WHAT IS NEEDED: Can the data below be echoed back word for word?

── GIVEN RECORDS ──

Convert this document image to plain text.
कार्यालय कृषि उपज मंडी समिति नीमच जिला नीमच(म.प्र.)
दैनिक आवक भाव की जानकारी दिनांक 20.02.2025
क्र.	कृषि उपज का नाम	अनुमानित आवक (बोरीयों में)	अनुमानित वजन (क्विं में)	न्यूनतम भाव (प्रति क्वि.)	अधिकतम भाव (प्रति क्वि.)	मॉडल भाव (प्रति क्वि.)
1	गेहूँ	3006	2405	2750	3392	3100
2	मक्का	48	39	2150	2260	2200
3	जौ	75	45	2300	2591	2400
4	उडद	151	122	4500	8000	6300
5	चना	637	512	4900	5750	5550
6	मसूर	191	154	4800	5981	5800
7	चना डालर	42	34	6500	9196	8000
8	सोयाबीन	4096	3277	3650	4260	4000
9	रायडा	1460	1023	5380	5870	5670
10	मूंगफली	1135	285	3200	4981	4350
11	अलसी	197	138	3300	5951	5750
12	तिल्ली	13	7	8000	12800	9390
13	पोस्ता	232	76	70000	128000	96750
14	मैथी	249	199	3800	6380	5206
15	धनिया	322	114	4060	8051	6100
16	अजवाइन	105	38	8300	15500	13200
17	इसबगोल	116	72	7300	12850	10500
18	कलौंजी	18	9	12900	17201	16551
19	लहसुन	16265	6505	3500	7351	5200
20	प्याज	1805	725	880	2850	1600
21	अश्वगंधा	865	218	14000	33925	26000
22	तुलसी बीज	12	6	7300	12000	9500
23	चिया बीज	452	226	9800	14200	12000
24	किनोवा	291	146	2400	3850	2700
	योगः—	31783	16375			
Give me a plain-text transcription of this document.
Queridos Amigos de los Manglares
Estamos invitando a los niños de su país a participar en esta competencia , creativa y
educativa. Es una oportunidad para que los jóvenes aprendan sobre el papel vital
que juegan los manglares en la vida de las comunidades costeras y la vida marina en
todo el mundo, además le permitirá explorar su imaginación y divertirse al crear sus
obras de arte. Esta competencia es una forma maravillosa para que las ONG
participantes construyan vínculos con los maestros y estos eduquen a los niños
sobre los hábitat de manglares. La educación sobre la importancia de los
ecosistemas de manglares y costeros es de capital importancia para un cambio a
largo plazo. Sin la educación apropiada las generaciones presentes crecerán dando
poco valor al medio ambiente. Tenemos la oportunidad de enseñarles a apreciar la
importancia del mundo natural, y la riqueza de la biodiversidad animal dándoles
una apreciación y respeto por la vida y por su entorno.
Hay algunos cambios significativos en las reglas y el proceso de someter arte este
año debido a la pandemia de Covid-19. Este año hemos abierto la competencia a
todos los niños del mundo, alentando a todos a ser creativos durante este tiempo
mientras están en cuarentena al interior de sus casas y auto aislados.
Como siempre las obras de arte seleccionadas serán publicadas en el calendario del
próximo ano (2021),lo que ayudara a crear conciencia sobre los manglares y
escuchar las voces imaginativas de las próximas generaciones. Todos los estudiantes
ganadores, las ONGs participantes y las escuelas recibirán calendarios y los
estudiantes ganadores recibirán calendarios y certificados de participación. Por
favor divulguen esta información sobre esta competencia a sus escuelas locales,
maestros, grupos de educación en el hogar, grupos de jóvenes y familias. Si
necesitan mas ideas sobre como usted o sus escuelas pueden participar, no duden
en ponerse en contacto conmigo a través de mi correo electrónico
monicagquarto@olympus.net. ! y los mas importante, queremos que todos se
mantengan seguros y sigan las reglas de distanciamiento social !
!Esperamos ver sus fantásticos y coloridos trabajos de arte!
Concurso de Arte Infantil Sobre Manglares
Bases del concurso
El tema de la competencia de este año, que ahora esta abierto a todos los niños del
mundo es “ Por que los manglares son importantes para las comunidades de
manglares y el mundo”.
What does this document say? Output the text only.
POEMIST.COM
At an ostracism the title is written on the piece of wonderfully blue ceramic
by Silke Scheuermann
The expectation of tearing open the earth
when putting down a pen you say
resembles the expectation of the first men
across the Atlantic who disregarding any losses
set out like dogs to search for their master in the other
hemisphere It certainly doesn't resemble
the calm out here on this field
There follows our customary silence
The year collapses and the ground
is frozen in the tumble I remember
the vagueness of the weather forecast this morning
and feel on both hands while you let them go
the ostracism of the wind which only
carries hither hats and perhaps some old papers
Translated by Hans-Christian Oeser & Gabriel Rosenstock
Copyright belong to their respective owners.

───

RESULT FOR THIS EXERCISE:
Convert this document image to plain text.
कार्यालय कृषि उपज मंडी समिति नीमच जिला नीमच(म.प्र.)
दैनिक आवक भाव की जानकारी दिनांक 20.02.2025
क्र.	कृषि उपज का नाम	अनुमानित आवक (बोरीयों में)	अनुमानित वजन (क्विं में)	न्यूनतम भाव (प्रति क्वि.)	अधिकतम भाव (प्रति क्वि.)	मॉडल भाव (प्रति क्वि.)
1	गेहूँ	3006	2405	2750	3392	3100
2	मक्का	48	39	2150	2260	2200
3	जौ	75	45	2300	2591	2400
4	उडद	151	122	4500	8000	6300
5	चना	637	512	4900	5750	5550
6	मसूर	191	154	4800	5981	5800
7	चना डालर	42	34	6500	9196	8000
8	सोयाबीन	4096	3277	3650	4260	4000
9	रायडा	1460	1023	5380	5870	5670
10	मूंगफली	1135	285	3200	4981	4350
11	अलसी	197	138	3300	5951	5750
12	तिल्ली	13	7	8000	12800	9390
13	पोस्ता	232	76	70000	128000	96750
14	मैथी	249	199	3800	6380	5206
15	धनिया	322	114	4060	8051	6100
16	अजवाइन	105	38	8300	15500	13200
17	इसबगोल	116	72	7300	12850	10500
18	कलौंजी	18	9	12900	17201	16551
19	लहसुन	16265	6505	3500	7351	5200
20	प्याज	1805	725	880	2850	1600
21	अश्वगंधा	865	218	14000	33925	26000
22	तुलसी बीज	12	6	7300	12000	9500
23	चिया बीज	452	226	9800	14200	12000
24	किनोवा	291	146	2400	3850	2700
	योगः—	31783	16375			
Give me a plain-text transcription of this document.
Queridos Amigos de los Manglares
Estamos invitando a los niños de su país a participar en esta competencia , creativa y
educativa. Es una oportunidad para que los jóvenes aprendan sobre el papel vital
que juegan los manglares en la vida de las comunidades costeras y la vida marina en
todo el mundo, además le permitirá explorar su imaginación y divertirse al crear sus
obras de arte. Esta competencia es una forma maravillosa para que las ONG
participantes construyan vínculos con los maestros y estos eduquen a los niños
sobre los hábitat de manglares. La educación sobre la importancia de los
ecosistemas de manglares y costeros es de capital importancia para un cambio a
largo plazo. Sin la educación apropiada las generaciones presentes crecerán dando
poco valor al medio ambiente. Tenemos la oportunidad de enseñarles a apreciar la
importancia del mundo natural, y la riqueza de la biodiversidad animal dándoles
una apreciación y respeto por la vida y por su entorno.
Hay algunos cambios significativos en las reglas y el proceso de someter arte este
año debido a la pandemia de Covid-19. Este año hemos abierto la competencia a
todos los niños del mundo, alentando a todos a ser creativos durante este tiempo
mientras están en cuarentena al interior de sus casas y auto aislados.
Como siempre las obras de arte seleccionadas serán publicadas en el calendario del
próximo ano (2021),lo que ayudara a crear conciencia sobre los manglares y
escuchar las voces imaginativas de las próximas generaciones. Todos los estudiantes
ganadores, las ONGs participantes y las escuelas recibirán calendarios y los
estudiantes ganadores recibirán calendarios y certificados de participación. Por
favor divulguen esta información sobre esta competencia a sus escuelas locales,
maestros, grupos de educación en el hogar, grupos de jóvenes y familias. Si
necesitan mas ideas sobre como usted o sus escuelas pueden participar, no duden
en ponerse en contacto conmigo a través de mi correo electrónico
monicagquarto@olympus.net. ! y los mas importante, queremos que todos se
mantengan seguros y sigan las reglas de distanciamiento social !
!Esperamos ver sus fantásticos y coloridos trabajos de arte!
Concurso de Arte Infantil Sobre Manglares
Bases del concurso
El tema de la competencia de este año, que ahora esta abierto a todos los niños del
mundo es “ Por que los manglares son importantes para las comunidades de
manglares y el mundo”.
What does this document say? Output the text only.
POEMIST.COM
At an ostracism the title is written on the piece of wonderfully blue ceramic
by Silke Scheuermann
The expectation of tearing open the earth
when putting down a pen you say
resembles the expectation of the first men
across the Atlantic who disregarding any losses
set out like dogs to search for their master in the other
hemisphere It certainly doesn't resemble
the calm out here on this field
There follows our customary silence
The year collapses and the ground
is frozen in the tumble I remember
the vagueness of the weather forecast this morning
and feel on both hands while you let them go
the ostracism of the wind which only
carries hither hats and perhaps some old papers
Translated by Hans-Christian Oeser & Gabriel Rosenstock
Copyright belong to their respective owners.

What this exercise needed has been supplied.